DATA PROVIDED →

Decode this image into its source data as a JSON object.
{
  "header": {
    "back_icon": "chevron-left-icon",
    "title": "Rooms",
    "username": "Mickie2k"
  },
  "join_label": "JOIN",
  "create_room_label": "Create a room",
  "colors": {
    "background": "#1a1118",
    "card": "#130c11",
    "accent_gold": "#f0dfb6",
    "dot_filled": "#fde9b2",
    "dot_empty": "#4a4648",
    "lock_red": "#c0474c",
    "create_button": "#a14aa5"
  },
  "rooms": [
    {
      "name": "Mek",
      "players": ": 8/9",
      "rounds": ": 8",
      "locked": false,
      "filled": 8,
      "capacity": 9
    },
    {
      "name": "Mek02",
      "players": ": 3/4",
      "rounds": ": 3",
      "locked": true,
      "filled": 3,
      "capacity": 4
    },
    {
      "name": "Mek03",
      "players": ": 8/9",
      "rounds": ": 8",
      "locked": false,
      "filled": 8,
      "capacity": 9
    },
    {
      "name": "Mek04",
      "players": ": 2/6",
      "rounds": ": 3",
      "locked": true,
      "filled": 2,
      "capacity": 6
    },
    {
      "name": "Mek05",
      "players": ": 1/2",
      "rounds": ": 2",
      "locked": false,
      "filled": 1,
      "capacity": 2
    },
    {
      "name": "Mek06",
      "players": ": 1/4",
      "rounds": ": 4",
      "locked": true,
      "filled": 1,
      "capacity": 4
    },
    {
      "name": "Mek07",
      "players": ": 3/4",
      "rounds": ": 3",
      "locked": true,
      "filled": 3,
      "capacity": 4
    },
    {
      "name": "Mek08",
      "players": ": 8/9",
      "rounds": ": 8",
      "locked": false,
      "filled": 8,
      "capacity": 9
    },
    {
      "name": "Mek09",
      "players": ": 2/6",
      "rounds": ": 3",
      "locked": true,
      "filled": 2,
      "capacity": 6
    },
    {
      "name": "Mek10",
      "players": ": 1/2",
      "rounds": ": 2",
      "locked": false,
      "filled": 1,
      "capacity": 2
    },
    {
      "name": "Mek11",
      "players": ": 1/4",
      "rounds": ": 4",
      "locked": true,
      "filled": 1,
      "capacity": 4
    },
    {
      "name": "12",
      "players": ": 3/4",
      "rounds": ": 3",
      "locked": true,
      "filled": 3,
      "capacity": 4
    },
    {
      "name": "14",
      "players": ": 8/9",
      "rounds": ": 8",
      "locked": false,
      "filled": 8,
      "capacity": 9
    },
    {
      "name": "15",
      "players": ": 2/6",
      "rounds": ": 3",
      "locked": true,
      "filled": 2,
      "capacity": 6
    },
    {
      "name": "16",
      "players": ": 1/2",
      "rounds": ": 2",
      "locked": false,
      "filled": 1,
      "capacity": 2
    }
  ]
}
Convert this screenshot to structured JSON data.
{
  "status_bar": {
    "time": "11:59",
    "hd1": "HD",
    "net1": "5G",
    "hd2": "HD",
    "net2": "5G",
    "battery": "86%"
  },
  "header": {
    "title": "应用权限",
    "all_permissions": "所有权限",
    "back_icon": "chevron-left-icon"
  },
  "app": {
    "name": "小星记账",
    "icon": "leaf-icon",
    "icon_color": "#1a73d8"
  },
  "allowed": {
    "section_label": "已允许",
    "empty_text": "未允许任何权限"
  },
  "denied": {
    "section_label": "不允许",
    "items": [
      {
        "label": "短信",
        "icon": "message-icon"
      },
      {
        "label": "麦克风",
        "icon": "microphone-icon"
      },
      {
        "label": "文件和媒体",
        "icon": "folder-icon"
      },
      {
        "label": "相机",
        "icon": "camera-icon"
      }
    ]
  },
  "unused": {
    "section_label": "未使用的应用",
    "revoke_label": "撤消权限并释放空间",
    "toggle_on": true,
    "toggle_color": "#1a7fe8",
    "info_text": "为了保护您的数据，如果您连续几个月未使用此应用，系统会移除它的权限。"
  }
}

WORK TO COMPLETE →
Reproduce only those lines of the entries above that run from the line with "Convert this screenshot" to the final line.

RESULT OF THE TASK →
Convert this screenshot to structured JSON data.
{
  "status_bar": {
    "time": "11:59",
    "hd1": "HD",
    "net1": "5G",
    "hd2": "HD",
    "net2": "5G",
    "battery": "86%"
  },
  "header": {
    "title": "应用权限",
    "all_permissions": "所有权限",
    "back_icon": "chevron-left-icon"
  },
  "app": {
    "name": "小星记账",
    "icon": "leaf-icon",
    "icon_color": "#1a73d8"
  },
  "allowed": {
    "section_label": "已允许",
    "empty_text": "未允许任何权限"
  },
  "denied": {
    "section_label": "不允许",
    "items": [
      {
        "label": "短信",
        "icon": "message-icon"
      },
      {
        "label": "麦克风",
        "icon": "microphone-icon"
      },
      {
        "label": "文件和媒体",
        "icon": "folder-icon"
      },
      {
        "label": "相机",
        "icon": "camera-icon"
      }
    ]
  },
  "unused": {
    "section_label": "未使用的应用",
    "revoke_label": "撤消权限并释放空间",
    "toggle_on": true,
    "toggle_color": "#1a7fe8",
    "info_text": "为了保护您的数据，如果您连续几个月未使用此应用，系统会移除它的权限。"
  }
}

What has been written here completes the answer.